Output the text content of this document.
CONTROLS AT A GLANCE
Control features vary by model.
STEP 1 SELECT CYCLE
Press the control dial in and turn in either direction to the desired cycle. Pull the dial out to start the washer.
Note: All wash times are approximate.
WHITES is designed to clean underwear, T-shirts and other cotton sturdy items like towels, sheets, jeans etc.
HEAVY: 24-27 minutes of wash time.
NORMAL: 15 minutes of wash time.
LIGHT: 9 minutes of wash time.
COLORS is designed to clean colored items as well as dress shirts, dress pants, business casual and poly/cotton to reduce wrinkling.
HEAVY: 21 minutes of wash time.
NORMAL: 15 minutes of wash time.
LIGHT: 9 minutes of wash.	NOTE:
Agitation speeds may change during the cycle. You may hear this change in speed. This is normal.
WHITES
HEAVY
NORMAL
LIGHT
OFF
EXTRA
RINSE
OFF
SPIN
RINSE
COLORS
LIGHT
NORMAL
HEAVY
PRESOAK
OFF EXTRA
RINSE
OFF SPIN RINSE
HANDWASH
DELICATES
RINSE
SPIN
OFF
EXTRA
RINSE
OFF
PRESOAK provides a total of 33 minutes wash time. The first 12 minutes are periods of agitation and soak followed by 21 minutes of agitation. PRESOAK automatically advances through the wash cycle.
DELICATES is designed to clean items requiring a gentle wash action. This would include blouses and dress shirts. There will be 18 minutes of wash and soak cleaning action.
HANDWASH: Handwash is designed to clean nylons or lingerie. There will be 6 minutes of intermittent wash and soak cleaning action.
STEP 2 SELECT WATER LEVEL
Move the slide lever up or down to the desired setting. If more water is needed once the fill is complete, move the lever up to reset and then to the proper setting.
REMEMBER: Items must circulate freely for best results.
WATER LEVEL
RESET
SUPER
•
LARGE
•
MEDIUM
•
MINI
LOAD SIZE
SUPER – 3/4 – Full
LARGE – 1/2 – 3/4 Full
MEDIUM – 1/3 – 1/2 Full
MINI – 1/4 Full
++++++++
_EXERCISE BRIEF_:
Would you copy out each line exactly as written?

_ANSWER FOR THE TASK_:
Output the text content of this document.
CONTROLS AT A GLANCE
Control features vary by model.
STEP 1 SELECT CYCLE
Press the control dial in and turn in either direction to the desired cycle. Pull the dial out to start the washer.
Note: All wash times are approximate.
WHITES is designed to clean underwear, T-shirts and other cotton sturdy items like towels, sheets, jeans etc.
HEAVY: 24-27 minutes of wash time.
NORMAL: 15 minutes of wash time.
LIGHT: 9 minutes of wash time.
COLORS is designed to clean colored items as well as dress shirts, dress pants, business casual and poly/cotton to reduce wrinkling.
HEAVY: 21 minutes of wash time.
NORMAL: 15 minutes of wash time.
LIGHT: 9 minutes of wash.	NOTE:
Agitation speeds may change during the cycle. You may hear this change in speed. This is normal.
WHITES
HEAVY
NORMAL
LIGHT
OFF
EXTRA
RINSE
OFF
SPIN
RINSE
COLORS
LIGHT
NORMAL
HEAVY
PRESOAK
OFF EXTRA
RINSE
OFF SPIN RINSE
HANDWASH
DELICATES
RINSE
SPIN
OFF
EXTRA
RINSE
OFF
PRESOAK provides a total of 33 minutes wash time. The first 12 minutes are periods of agitation and soak followed by 21 minutes of agitation. PRESOAK automatically advances through the wash cycle.
DELICATES is designed to clean items requiring a gentle wash action. This would include blouses and dress shirts. There will be 18 minutes of wash and soak cleaning action.
HANDWASH: Handwash is designed to clean nylons or lingerie. There will be 6 minutes of intermittent wash and soak cleaning action.
STEP 2 SELECT WATER LEVEL
Move the slide lever up or down to the desired setting. If more water is needed once the fill is complete, move the lever up to reset and then to the proper setting.
REMEMBER: Items must circulate freely for best results.
WATER LEVEL
RESET
SUPER
•
LARGE
•
MEDIUM
•
MINI
LOAD SIZE
SUPER – 3/4 – Full
LARGE – 1/2 – 3/4 Full
MEDIUM – 1/3 – 1/2 Full
MINI – 1/4 Full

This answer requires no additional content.